### RECORDS SHOWN
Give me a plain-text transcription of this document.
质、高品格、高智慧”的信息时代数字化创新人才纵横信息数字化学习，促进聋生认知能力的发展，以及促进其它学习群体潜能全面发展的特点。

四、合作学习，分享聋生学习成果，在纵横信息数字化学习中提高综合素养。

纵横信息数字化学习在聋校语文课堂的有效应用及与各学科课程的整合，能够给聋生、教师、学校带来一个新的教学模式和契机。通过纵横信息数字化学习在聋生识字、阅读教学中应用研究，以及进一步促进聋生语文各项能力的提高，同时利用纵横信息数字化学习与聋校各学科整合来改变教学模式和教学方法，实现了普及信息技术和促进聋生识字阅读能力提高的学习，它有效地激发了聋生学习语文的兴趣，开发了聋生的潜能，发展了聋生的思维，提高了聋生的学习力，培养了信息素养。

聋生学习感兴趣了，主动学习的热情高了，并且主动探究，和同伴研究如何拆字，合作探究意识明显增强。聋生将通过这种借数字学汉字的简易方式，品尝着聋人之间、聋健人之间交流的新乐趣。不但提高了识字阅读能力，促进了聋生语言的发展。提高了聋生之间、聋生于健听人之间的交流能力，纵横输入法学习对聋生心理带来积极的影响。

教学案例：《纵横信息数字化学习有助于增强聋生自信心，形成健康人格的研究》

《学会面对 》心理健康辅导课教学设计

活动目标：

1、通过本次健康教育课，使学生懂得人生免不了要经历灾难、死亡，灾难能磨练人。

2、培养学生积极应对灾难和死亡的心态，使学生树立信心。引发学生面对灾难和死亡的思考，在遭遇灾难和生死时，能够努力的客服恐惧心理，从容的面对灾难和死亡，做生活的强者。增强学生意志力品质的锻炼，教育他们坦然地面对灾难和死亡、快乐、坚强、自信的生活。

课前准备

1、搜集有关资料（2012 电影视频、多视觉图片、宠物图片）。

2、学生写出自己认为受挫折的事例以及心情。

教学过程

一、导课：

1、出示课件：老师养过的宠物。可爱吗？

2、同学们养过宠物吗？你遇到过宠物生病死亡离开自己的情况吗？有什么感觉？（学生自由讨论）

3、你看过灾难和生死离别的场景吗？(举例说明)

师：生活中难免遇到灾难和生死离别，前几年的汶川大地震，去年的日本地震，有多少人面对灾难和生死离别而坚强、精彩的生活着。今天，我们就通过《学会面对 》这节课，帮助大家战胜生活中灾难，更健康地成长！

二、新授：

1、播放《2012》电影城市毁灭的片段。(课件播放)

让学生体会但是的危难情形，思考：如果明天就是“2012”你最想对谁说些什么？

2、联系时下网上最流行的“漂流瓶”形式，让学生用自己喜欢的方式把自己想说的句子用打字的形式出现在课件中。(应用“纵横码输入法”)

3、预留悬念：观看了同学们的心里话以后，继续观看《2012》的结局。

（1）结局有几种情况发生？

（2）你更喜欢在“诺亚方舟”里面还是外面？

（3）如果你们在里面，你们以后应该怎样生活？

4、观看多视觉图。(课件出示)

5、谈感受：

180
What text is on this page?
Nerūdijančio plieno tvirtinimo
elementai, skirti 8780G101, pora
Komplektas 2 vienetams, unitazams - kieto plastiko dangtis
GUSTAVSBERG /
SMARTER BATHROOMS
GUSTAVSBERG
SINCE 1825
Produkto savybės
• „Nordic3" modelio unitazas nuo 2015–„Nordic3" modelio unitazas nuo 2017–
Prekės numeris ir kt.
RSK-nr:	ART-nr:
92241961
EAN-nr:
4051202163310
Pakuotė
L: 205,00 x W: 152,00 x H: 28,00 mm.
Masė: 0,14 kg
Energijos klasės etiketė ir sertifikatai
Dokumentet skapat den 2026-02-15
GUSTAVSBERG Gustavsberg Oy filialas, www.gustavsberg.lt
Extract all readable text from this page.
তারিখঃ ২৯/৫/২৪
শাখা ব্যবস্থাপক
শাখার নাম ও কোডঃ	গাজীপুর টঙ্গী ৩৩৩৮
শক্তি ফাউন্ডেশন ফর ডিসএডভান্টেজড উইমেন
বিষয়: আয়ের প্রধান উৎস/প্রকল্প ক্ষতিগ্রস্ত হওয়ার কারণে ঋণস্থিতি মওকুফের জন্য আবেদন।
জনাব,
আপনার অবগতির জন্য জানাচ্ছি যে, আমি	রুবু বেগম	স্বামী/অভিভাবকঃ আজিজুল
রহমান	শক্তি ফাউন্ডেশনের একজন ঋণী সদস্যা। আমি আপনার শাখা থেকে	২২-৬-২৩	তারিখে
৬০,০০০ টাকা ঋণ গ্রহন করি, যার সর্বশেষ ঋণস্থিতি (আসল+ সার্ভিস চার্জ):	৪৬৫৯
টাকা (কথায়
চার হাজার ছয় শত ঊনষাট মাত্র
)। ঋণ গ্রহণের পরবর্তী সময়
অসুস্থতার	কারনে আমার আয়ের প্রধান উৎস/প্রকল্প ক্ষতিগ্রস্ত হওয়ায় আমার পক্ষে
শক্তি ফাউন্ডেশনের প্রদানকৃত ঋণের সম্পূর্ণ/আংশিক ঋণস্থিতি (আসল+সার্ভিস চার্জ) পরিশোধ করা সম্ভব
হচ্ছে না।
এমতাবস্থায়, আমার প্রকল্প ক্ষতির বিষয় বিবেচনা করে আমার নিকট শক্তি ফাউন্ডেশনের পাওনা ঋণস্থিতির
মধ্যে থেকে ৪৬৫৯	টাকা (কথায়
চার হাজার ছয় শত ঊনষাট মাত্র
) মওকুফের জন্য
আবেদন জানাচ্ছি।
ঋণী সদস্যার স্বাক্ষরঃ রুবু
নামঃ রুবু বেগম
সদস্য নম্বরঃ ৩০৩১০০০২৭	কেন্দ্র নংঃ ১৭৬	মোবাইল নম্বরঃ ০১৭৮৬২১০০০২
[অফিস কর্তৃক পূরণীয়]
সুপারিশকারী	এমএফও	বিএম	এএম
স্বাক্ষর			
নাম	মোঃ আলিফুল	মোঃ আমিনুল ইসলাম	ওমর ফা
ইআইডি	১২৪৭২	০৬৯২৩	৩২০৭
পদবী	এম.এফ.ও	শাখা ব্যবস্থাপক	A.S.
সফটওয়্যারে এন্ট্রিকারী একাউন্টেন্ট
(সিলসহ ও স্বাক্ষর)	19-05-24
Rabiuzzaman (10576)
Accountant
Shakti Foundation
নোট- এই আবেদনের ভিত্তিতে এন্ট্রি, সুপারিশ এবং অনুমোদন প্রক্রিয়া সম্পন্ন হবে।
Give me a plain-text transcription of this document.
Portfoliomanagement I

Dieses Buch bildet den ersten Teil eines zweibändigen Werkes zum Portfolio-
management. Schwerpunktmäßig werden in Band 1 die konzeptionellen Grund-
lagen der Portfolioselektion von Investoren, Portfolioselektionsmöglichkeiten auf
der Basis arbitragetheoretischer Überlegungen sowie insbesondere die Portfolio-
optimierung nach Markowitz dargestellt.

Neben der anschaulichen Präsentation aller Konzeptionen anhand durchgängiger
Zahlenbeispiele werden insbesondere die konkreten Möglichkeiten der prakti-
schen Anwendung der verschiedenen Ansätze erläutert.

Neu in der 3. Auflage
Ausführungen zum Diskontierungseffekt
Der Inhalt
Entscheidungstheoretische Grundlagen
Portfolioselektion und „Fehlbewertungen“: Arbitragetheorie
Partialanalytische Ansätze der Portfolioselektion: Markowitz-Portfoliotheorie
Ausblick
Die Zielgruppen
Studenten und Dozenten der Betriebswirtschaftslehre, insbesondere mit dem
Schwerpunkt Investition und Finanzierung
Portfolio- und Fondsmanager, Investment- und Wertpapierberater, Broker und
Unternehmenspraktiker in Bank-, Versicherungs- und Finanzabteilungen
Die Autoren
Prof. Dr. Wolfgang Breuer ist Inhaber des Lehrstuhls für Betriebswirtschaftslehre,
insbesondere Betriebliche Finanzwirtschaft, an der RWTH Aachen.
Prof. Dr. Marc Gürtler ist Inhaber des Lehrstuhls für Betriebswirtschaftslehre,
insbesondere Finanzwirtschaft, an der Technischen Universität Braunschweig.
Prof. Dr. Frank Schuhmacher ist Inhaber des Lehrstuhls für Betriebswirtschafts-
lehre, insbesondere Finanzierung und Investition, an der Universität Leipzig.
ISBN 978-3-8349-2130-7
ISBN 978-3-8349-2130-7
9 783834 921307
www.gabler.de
######
:: STATED TASK ::
Find every line in the records that contains the word "text"; copy those lines.

:: EXERCISE SOLUTION ::
Give me a plain-text transcription of this document.
What text is on this page?
Extract all readable text from this page.
Give me a plain-text transcription of this document.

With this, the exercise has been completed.